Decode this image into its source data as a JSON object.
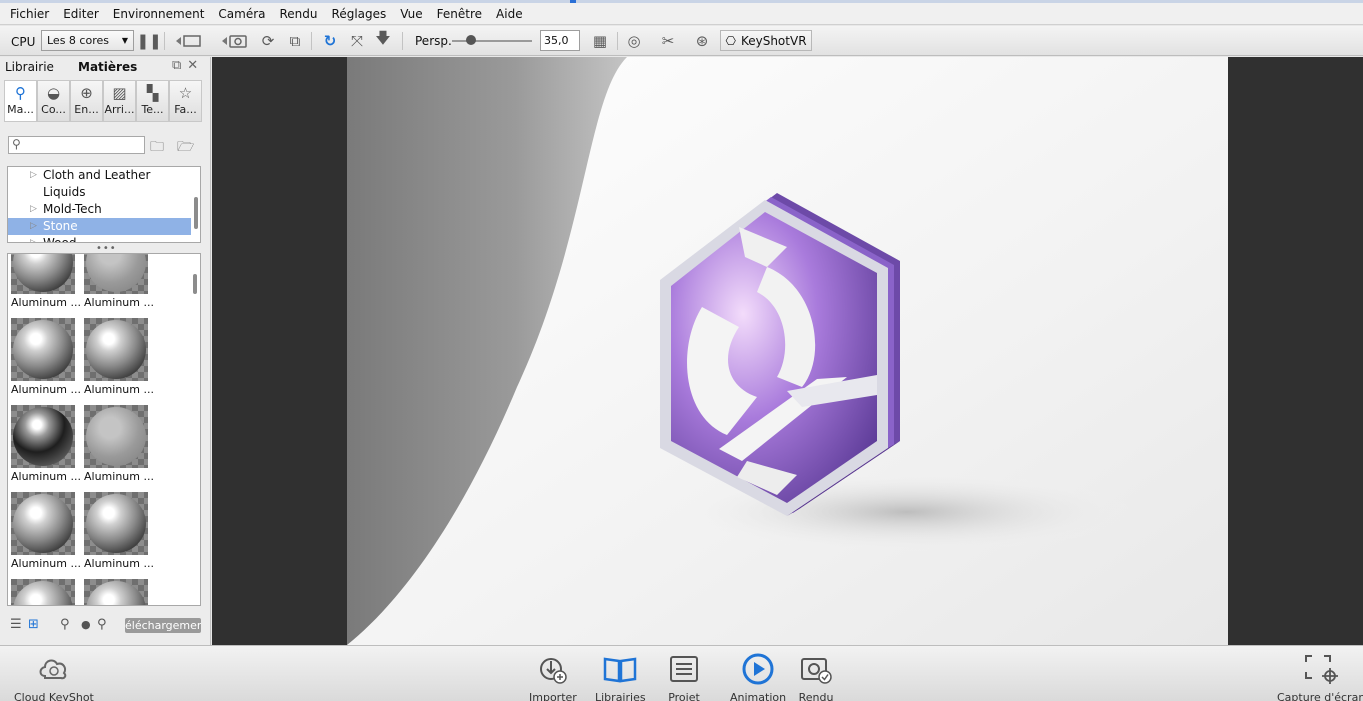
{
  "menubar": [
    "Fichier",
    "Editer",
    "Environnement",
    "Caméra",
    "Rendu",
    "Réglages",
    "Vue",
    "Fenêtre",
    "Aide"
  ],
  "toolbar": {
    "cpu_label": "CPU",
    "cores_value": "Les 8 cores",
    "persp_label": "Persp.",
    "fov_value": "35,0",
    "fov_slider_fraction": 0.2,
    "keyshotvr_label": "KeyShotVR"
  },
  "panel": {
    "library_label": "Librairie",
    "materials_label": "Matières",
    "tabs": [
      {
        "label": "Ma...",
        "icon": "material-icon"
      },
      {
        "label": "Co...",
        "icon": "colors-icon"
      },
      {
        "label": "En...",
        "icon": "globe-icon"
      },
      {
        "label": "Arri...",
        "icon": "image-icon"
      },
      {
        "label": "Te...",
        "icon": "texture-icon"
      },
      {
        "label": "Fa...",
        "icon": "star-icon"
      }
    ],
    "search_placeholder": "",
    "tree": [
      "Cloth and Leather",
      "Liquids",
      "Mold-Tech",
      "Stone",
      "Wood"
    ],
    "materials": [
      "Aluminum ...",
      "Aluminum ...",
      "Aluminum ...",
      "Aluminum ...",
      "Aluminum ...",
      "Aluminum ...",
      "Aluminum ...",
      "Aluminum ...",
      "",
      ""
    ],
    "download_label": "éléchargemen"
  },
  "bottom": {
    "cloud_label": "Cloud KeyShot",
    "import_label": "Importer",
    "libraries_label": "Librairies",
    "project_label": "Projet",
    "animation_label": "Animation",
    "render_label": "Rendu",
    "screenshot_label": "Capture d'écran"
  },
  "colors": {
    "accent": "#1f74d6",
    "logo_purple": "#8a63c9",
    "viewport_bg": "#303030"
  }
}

...

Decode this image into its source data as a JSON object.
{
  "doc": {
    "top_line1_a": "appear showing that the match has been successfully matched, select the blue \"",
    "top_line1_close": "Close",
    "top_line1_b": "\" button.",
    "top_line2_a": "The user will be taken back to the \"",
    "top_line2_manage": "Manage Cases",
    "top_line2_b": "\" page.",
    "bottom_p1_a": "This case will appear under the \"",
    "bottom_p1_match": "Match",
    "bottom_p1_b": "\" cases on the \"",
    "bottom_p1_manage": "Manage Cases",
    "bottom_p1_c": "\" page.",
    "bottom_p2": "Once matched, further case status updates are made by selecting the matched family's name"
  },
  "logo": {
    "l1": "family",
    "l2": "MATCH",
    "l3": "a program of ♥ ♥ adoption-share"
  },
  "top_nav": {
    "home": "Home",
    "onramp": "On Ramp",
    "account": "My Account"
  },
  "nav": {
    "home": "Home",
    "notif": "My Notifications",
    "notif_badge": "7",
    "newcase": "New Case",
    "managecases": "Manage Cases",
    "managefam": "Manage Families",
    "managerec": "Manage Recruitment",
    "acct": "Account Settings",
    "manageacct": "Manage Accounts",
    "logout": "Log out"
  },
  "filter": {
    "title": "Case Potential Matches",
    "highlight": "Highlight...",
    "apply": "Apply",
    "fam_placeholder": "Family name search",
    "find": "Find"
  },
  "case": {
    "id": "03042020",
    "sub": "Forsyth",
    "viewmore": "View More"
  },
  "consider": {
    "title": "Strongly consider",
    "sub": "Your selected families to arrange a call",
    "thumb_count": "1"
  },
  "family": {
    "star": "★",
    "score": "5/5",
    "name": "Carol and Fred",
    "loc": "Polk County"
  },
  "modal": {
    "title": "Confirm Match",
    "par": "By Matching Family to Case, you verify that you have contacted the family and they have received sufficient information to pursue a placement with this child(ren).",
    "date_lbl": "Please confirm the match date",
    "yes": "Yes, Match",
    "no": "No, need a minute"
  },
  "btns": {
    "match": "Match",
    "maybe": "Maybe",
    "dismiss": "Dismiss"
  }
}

---

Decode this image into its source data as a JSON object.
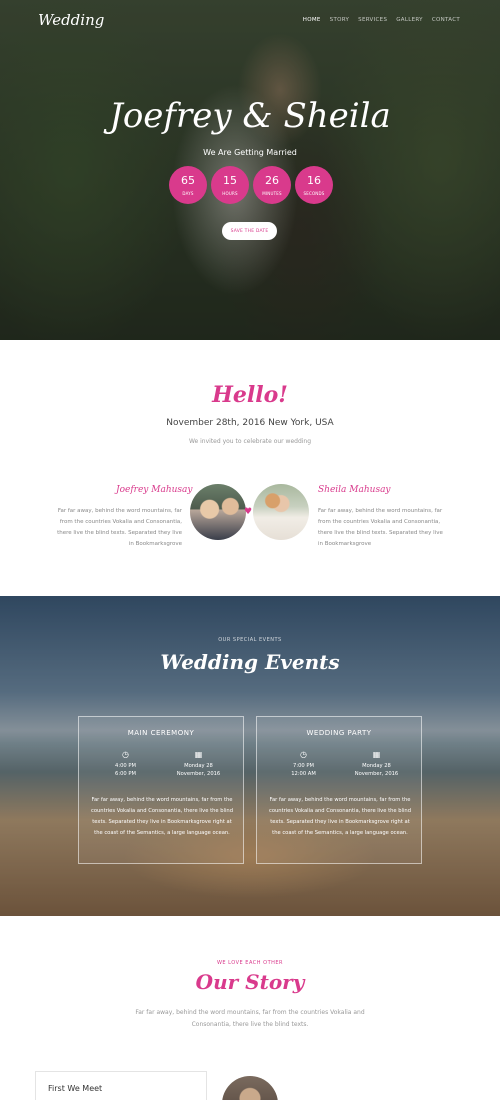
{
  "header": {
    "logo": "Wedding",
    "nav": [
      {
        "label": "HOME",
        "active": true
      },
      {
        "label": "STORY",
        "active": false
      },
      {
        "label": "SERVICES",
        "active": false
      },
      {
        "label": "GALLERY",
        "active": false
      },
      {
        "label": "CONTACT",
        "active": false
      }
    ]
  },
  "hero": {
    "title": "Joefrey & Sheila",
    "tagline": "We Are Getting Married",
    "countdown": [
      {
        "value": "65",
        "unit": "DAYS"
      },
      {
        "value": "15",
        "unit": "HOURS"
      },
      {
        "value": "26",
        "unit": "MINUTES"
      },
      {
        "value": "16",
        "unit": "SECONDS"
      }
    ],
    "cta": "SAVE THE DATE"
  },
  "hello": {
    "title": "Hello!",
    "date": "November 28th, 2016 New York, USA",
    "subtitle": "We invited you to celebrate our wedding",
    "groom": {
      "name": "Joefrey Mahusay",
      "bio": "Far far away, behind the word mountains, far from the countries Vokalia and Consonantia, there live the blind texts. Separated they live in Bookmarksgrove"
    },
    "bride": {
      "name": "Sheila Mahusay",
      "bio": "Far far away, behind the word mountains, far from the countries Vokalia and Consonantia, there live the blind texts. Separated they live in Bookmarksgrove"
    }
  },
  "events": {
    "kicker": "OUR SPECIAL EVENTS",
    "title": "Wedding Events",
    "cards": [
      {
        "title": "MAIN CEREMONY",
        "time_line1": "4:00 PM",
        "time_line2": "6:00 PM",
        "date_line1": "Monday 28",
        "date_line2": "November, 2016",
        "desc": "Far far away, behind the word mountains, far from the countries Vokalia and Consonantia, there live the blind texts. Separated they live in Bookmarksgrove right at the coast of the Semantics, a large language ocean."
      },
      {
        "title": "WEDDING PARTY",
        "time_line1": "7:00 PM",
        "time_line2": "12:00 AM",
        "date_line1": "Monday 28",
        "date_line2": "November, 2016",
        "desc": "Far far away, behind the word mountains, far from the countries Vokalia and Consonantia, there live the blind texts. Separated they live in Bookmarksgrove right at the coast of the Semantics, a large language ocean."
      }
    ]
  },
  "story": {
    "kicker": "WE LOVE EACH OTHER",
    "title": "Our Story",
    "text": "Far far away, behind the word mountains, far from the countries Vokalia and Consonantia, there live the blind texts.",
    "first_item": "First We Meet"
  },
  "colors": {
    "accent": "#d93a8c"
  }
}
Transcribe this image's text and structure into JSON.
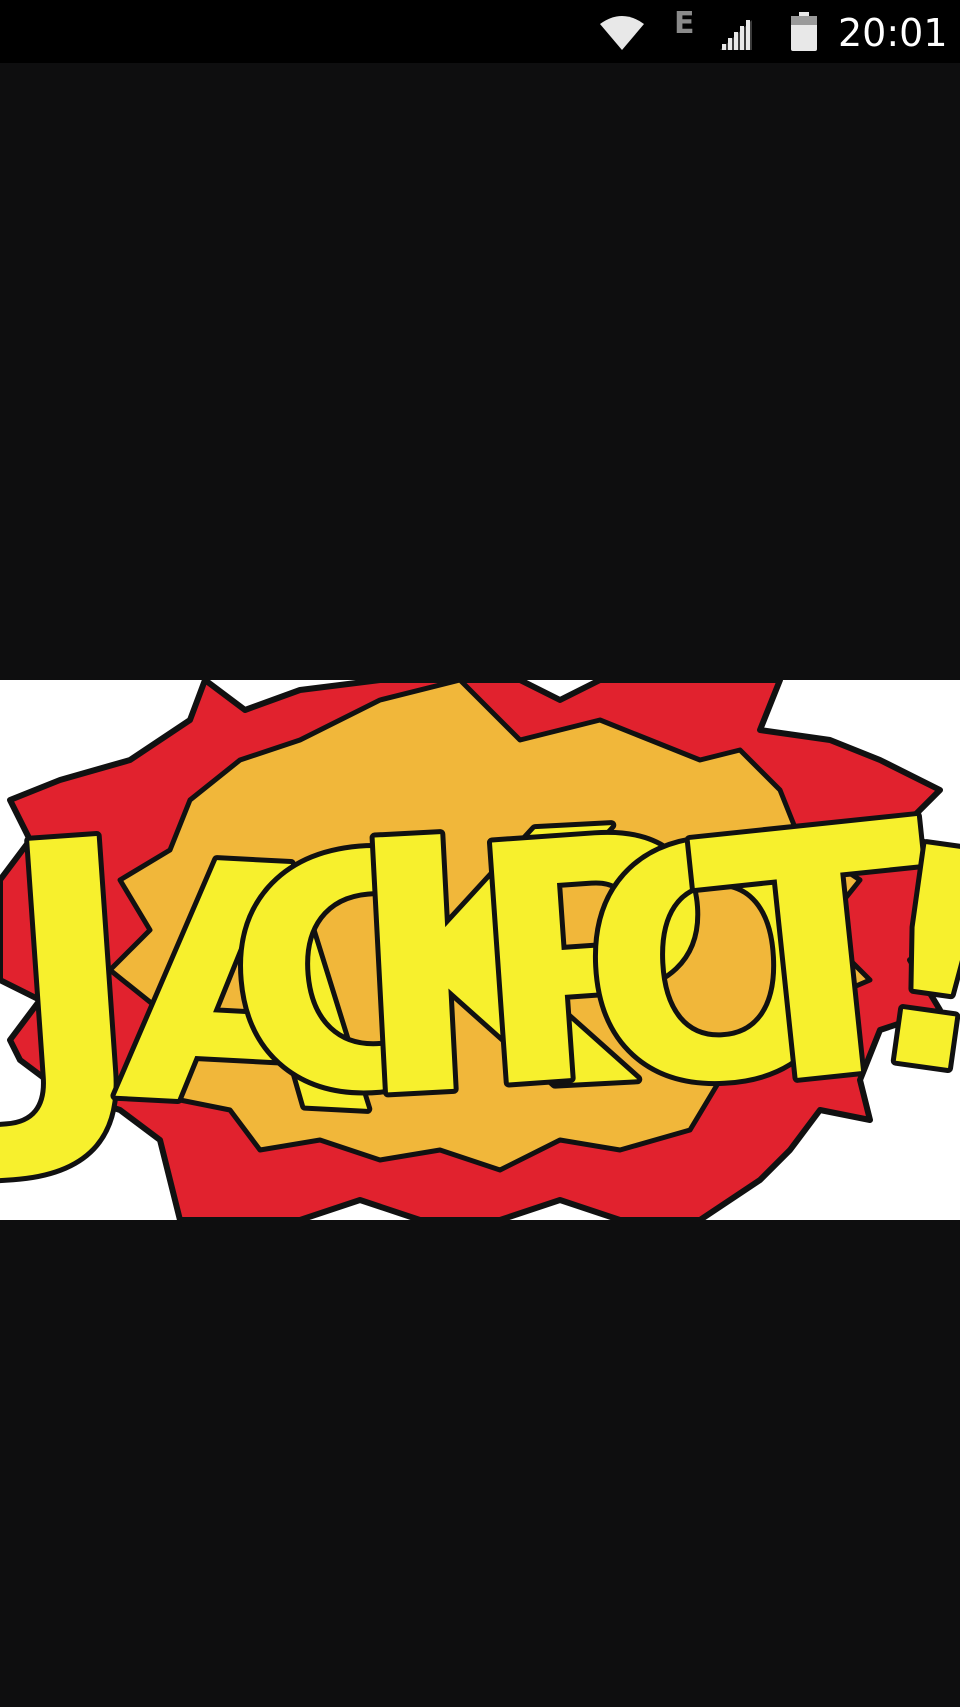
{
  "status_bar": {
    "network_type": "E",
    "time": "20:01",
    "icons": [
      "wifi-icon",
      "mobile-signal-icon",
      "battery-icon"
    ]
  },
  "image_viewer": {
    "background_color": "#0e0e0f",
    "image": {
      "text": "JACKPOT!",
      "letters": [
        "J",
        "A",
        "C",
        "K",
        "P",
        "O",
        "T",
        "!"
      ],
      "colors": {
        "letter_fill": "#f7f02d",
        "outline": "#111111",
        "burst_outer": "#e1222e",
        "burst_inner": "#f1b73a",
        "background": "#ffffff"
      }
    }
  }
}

-- Given instruction --
Look through the records and gather each line with the word "that".

-- Reply to the task --
    "top_line1_a": "appear showing that the match has been successfully matched, select the blue \"",
    "par": "By Matching Family to Case, you verify that you have contacted the family and they have received sufficient information to pursue a placement with this child(ren).",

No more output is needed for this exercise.